** Begin Material for this exercise **
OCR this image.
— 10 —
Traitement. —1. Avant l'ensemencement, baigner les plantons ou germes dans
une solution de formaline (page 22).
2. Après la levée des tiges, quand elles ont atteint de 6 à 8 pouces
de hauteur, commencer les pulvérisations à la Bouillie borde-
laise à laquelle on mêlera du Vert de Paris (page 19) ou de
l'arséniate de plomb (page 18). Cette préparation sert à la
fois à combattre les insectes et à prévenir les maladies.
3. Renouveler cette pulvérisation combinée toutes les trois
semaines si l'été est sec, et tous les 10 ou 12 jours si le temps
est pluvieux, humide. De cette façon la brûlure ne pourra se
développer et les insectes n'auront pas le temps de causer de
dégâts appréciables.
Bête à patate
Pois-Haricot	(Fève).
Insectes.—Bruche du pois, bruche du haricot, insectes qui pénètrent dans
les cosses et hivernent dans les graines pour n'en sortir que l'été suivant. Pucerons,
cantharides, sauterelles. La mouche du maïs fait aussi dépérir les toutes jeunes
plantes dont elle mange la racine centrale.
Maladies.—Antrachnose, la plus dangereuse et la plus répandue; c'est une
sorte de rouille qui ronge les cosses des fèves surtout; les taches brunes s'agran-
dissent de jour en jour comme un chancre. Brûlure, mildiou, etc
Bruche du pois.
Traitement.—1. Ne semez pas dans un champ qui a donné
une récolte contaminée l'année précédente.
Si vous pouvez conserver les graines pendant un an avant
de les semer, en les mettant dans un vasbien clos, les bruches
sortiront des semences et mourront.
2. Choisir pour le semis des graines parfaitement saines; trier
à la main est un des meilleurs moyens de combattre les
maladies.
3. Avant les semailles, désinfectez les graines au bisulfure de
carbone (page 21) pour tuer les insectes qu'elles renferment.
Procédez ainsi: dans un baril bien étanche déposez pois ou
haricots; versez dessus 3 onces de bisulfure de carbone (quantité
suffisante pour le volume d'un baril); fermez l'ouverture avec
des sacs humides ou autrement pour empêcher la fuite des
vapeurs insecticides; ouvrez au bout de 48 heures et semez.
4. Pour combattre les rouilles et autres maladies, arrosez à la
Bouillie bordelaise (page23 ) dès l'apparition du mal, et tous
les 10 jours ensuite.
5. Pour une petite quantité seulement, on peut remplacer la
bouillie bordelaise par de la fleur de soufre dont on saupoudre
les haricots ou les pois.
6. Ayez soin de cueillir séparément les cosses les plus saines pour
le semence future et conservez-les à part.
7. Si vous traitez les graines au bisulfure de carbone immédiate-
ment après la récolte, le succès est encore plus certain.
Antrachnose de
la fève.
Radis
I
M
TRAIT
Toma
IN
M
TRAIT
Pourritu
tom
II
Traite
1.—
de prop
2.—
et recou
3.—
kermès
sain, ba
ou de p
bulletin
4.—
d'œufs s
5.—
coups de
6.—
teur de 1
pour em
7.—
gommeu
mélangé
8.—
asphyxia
** End Material for this exercise **
=== Your task ===
Every line above should be retyped exactly as given.

=== Complete answer ===
OCR this image.
— 10 —
Traitement. —1. Avant l'ensemencement, baigner les plantons ou germes dans
une solution de formaline (page 22).
2. Après la levée des tiges, quand elles ont atteint de 6 à 8 pouces
de hauteur, commencer les pulvérisations à la Bouillie borde-
laise à laquelle on mêlera du Vert de Paris (page 19) ou de
l'arséniate de plomb (page 18). Cette préparation sert à la
fois à combattre les insectes et à prévenir les maladies.
3. Renouveler cette pulvérisation combinée toutes les trois
semaines si l'été est sec, et tous les 10 ou 12 jours si le temps
est pluvieux, humide. De cette façon la brûlure ne pourra se
développer et les insectes n'auront pas le temps de causer de
dégâts appréciables.
Bête à patate
Pois-Haricot	(Fève).
Insectes.—Bruche du pois, bruche du haricot, insectes qui pénètrent dans
les cosses et hivernent dans les graines pour n'en sortir que l'été suivant. Pucerons,
cantharides, sauterelles. La mouche du maïs fait aussi dépérir les toutes jeunes
plantes dont elle mange la racine centrale.
Maladies.—Antrachnose, la plus dangereuse et la plus répandue; c'est une
sorte de rouille qui ronge les cosses des fèves surtout; les taches brunes s'agran-
dissent de jour en jour comme un chancre. Brûlure, mildiou, etc
Bruche du pois.
Traitement.—1. Ne semez pas dans un champ qui a donné
une récolte contaminée l'année précédente.
Si vous pouvez conserver les graines pendant un an avant
de les semer, en les mettant dans un vasbien clos, les bruches
sortiront des semences et mourront.
2. Choisir pour le semis des graines parfaitement saines; trier
à la main est un des meilleurs moyens de combattre les
maladies.
3. Avant les semailles, désinfectez les graines au bisulfure de
carbone (page 21) pour tuer les insectes qu'elles renferment.
Procédez ainsi: dans un baril bien étanche déposez pois ou
haricots; versez dessus 3 onces de bisulfure de carbone (quantité
suffisante pour le volume d'un baril); fermez l'ouverture avec
des sacs humides ou autrement pour empêcher la fuite des
vapeurs insecticides; ouvrez au bout de 48 heures et semez.
4. Pour combattre les rouilles et autres maladies, arrosez à la
Bouillie bordelaise (page23 ) dès l'apparition du mal, et tous
les 10 jours ensuite.
5. Pour une petite quantité seulement, on peut remplacer la
bouillie bordelaise par de la fleur de soufre dont on saupoudre
les haricots ou les pois.
6. Ayez soin de cueillir séparément les cosses les plus saines pour
le semence future et conservez-les à part.
7. Si vous traitez les graines au bisulfure de carbone immédiate-
ment après la récolte, le succès est encore plus certain.
Antrachnose de
la fève.
Radis
I
M
TRAIT
Toma
IN
M
TRAIT
Pourritu
tom
II
Traite
1.—
de prop
2.—
et recou
3.—
kermès
sain, ba
ou de p
bulletin
4.—
d'œufs s
5.—
coups de
6.—
teur de 1
pour em
7.—
gommeu
mélangé
8.—
asphyxia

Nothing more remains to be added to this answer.